■ TASK TO COMPLETE: Here are some entries; quote each one exactly.

■ DATA PROVIDED:
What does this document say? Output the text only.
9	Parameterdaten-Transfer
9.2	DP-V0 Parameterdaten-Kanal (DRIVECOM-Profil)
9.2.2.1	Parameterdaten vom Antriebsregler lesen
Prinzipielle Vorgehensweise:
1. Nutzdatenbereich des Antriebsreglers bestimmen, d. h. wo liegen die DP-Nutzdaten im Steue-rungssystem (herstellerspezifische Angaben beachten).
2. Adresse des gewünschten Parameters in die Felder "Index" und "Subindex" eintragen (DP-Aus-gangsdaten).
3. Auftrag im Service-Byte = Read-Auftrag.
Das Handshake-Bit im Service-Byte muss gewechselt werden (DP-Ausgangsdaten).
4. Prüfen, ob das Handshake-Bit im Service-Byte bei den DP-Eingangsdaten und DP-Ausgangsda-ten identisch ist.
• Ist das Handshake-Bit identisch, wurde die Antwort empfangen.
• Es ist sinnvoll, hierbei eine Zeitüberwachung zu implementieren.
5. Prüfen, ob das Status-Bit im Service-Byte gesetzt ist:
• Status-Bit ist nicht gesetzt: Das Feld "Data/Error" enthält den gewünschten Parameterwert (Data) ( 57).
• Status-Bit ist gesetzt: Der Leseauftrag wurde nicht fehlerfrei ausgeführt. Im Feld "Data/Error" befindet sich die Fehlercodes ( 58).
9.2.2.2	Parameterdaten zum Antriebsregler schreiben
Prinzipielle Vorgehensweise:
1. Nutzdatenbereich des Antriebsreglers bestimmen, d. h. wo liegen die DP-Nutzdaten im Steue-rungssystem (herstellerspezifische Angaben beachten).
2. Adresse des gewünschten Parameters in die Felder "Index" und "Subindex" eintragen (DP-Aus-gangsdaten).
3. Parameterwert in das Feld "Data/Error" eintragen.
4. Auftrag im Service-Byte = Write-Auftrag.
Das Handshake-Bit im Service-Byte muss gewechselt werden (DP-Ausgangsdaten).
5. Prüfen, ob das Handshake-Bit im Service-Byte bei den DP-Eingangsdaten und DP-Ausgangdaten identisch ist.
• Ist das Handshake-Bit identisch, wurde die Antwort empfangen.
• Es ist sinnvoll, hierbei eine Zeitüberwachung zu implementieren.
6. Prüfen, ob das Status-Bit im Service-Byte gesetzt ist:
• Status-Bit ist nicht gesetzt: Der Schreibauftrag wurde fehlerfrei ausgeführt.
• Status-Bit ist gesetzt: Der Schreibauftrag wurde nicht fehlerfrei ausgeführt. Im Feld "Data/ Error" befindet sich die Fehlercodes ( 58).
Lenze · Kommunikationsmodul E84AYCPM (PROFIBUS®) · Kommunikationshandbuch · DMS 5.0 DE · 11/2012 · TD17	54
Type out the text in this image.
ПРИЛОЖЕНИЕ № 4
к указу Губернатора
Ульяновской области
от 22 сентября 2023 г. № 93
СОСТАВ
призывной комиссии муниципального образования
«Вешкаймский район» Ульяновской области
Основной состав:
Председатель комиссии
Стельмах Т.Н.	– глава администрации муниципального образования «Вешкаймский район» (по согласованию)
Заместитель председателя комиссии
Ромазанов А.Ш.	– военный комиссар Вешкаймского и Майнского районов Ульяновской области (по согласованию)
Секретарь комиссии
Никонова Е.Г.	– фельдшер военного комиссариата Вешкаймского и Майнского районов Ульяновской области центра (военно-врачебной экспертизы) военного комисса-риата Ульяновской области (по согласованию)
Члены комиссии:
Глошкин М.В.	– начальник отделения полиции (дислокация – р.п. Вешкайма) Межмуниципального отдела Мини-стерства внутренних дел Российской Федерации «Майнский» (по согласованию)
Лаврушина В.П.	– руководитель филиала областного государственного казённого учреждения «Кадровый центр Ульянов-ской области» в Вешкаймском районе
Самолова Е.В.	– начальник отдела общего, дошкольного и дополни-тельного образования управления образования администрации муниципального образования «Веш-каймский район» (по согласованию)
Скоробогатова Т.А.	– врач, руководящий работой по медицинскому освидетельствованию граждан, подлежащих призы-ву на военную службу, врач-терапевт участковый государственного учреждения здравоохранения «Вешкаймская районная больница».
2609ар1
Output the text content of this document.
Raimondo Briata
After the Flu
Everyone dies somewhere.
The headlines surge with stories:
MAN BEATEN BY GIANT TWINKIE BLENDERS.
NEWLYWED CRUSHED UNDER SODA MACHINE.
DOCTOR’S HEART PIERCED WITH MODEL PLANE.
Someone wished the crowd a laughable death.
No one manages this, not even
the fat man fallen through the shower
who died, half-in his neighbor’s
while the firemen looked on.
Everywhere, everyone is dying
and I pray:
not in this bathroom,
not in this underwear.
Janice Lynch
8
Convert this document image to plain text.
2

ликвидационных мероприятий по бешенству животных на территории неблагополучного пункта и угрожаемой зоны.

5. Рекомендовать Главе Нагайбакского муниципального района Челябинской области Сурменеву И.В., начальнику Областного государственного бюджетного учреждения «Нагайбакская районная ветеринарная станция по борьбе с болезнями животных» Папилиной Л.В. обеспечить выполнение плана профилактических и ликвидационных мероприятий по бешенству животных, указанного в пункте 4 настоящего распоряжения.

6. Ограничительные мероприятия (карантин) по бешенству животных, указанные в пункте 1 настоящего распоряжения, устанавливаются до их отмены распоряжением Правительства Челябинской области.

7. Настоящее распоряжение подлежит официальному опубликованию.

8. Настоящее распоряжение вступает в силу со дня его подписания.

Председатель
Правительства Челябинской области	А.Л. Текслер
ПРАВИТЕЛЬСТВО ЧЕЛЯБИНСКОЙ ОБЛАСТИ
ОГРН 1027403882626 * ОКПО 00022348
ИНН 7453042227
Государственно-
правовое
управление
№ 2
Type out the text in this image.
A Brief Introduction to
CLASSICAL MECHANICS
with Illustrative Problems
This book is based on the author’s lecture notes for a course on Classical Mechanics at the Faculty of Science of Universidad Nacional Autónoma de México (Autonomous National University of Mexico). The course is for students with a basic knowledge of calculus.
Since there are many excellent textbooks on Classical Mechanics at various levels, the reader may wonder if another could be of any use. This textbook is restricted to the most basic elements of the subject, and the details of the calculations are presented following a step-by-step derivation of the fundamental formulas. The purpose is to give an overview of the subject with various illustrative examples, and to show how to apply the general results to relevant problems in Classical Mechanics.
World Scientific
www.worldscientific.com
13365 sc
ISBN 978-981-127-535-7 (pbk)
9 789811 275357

■ EXERCISE RESULT:
What does this document say? Output the text only.
9	Parameterdaten-Transfer
9.2	DP-V0 Parameterdaten-Kanal (DRIVECOM-Profil)
9.2.2.1	Parameterdaten vom Antriebsregler lesen
Prinzipielle Vorgehensweise:
1. Nutzdatenbereich des Antriebsreglers bestimmen, d. h. wo liegen die DP-Nutzdaten im Steue-rungssystem (herstellerspezifische Angaben beachten).
2. Adresse des gewünschten Parameters in die Felder "Index" und "Subindex" eintragen (DP-Aus-gangsdaten).
3. Auftrag im Service-Byte = Read-Auftrag.
Das Handshake-Bit im Service-Byte muss gewechselt werden (DP-Ausgangsdaten).
4. Prüfen, ob das Handshake-Bit im Service-Byte bei den DP-Eingangsdaten und DP-Ausgangsda-ten identisch ist.
• Ist das Handshake-Bit identisch, wurde die Antwort empfangen.
• Es ist sinnvoll, hierbei eine Zeitüberwachung zu implementieren.
5. Prüfen, ob das Status-Bit im Service-Byte gesetzt ist:
• Status-Bit ist nicht gesetzt: Das Feld "Data/Error" enthält den gewünschten Parameterwert (Data) ( 57).
• Status-Bit ist gesetzt: Der Leseauftrag wurde nicht fehlerfrei ausgeführt. Im Feld "Data/Error" befindet sich die Fehlercodes ( 58).
9.2.2.2	Parameterdaten zum Antriebsregler schreiben
Prinzipielle Vorgehensweise:
1. Nutzdatenbereich des Antriebsreglers bestimmen, d. h. wo liegen die DP-Nutzdaten im Steue-rungssystem (herstellerspezifische Angaben beachten).
2. Adresse des gewünschten Parameters in die Felder "Index" und "Subindex" eintragen (DP-Aus-gangsdaten).
3. Parameterwert in das Feld "Data/Error" eintragen.
4. Auftrag im Service-Byte = Write-Auftrag.
Das Handshake-Bit im Service-Byte muss gewechselt werden (DP-Ausgangsdaten).
5. Prüfen, ob das Handshake-Bit im Service-Byte bei den DP-Eingangsdaten und DP-Ausgangdaten identisch ist.
• Ist das Handshake-Bit identisch, wurde die Antwort empfangen.
• Es ist sinnvoll, hierbei eine Zeitüberwachung zu implementieren.
6. Prüfen, ob das Status-Bit im Service-Byte gesetzt ist:
• Status-Bit ist nicht gesetzt: Der Schreibauftrag wurde fehlerfrei ausgeführt.
• Status-Bit ist gesetzt: Der Schreibauftrag wurde nicht fehlerfrei ausgeführt. Im Feld "Data/ Error" befindet sich die Fehlercodes ( 58).
Lenze · Kommunikationsmodul E84AYCPM (PROFIBUS®) · Kommunikationshandbuch · DMS 5.0 DE · 11/2012 · TD17	54
Type out the text in this image.
ПРИЛОЖЕНИЕ № 4
к указу Губернатора
Ульяновской области
от 22 сентября 2023 г. № 93
СОСТАВ
призывной комиссии муниципального образования
«Вешкаймский район» Ульяновской области
Основной состав:
Председатель комиссии
Стельмах Т.Н.	– глава администрации муниципального образования «Вешкаймский район» (по согласованию)
Заместитель председателя комиссии
Ромазанов А.Ш.	– военный комиссар Вешкаймского и Майнского районов Ульяновской области (по согласованию)
Секретарь комиссии
Никонова Е.Г.	– фельдшер военного комиссариата Вешкаймского и Майнского районов Ульяновской области центра (военно-врачебной экспертизы) военного комисса-риата Ульяновской области (по согласованию)
Члены комиссии:
Глошкин М.В.	– начальник отделения полиции (дислокация – р.п. Вешкайма) Межмуниципального отдела Мини-стерства внутренних дел Российской Федерации «Майнский» (по согласованию)
Лаврушина В.П.	– руководитель филиала областного государственного казённого учреждения «Кадровый центр Ульянов-ской области» в Вешкаймском районе
Самолова Е.В.	– начальник отдела общего, дошкольного и дополни-тельного образования управления образования администрации муниципального образования «Веш-каймский район» (по согласованию)
Скоробогатова Т.А.	– врач, руководящий работой по медицинскому освидетельствованию граждан, подлежащих призы-ву на военную службу, врач-терапевт участковый государственного учреждения здравоохранения «Вешкаймская районная больница».
2609ар1
Output the text content of this document.
Raimondo Briata
After the Flu
Everyone dies somewhere.
The headlines surge with stories:
MAN BEATEN BY GIANT TWINKIE BLENDERS.
NEWLYWED CRUSHED UNDER SODA MACHINE.
DOCTOR’S HEART PIERCED WITH MODEL PLANE.
Someone wished the crowd a laughable death.
No one manages this, not even
the fat man fallen through the shower
who died, half-in his neighbor’s
while the firemen looked on.
Everywhere, everyone is dying
and I pray:
not in this bathroom,
not in this underwear.
Janice Lynch
8
Convert this document image to plain text.
2

ликвидационных мероприятий по бешенству животных на территории неблагополучного пункта и угрожаемой зоны.

5. Рекомендовать Главе Нагайбакского муниципального района Челябинской области Сурменеву И.В., начальнику Областного государственного бюджетного учреждения «Нагайбакская районная ветеринарная станция по борьбе с болезнями животных» Папилиной Л.В. обеспечить выполнение плана профилактических и ликвидационных мероприятий по бешенству животных, указанного в пункте 4 настоящего распоряжения.

6. Ограничительные мероприятия (карантин) по бешенству животных, указанные в пункте 1 настоящего распоряжения, устанавливаются до их отмены распоряжением Правительства Челябинской области.

7. Настоящее распоряжение подлежит официальному опубликованию.

8. Настоящее распоряжение вступает в силу со дня его подписания.

Председатель
Правительства Челябинской области	А.Л. Текслер
ПРАВИТЕЛЬСТВО ЧЕЛЯБИНСКОЙ ОБЛАСТИ
ОГРН 1027403882626 * ОКПО 00022348
ИНН 7453042227
Государственно-
правовое
управление
№ 2
Type out the text in this image.
A Brief Introduction to
CLASSICAL MECHANICS
with Illustrative Problems
This book is based on the author’s lecture notes for a course on Classical Mechanics at the Faculty of Science of Universidad Nacional Autónoma de México (Autonomous National University of Mexico). The course is for students with a basic knowledge of calculus.
Since there are many excellent textbooks on Classical Mechanics at various levels, the reader may wonder if another could be of any use. This textbook is restricted to the most basic elements of the subject, and the details of the calculations are presented following a step-by-step derivation of the fundamental formulas. The purpose is to give an overview of the subject with various illustrative examples, and to show how to apply the general results to relevant problems in Classical Mechanics.
World Scientific
www.worldscientific.com
13365 sc
ISBN 978-981-127-535-7 (pbk)
9 789811 275357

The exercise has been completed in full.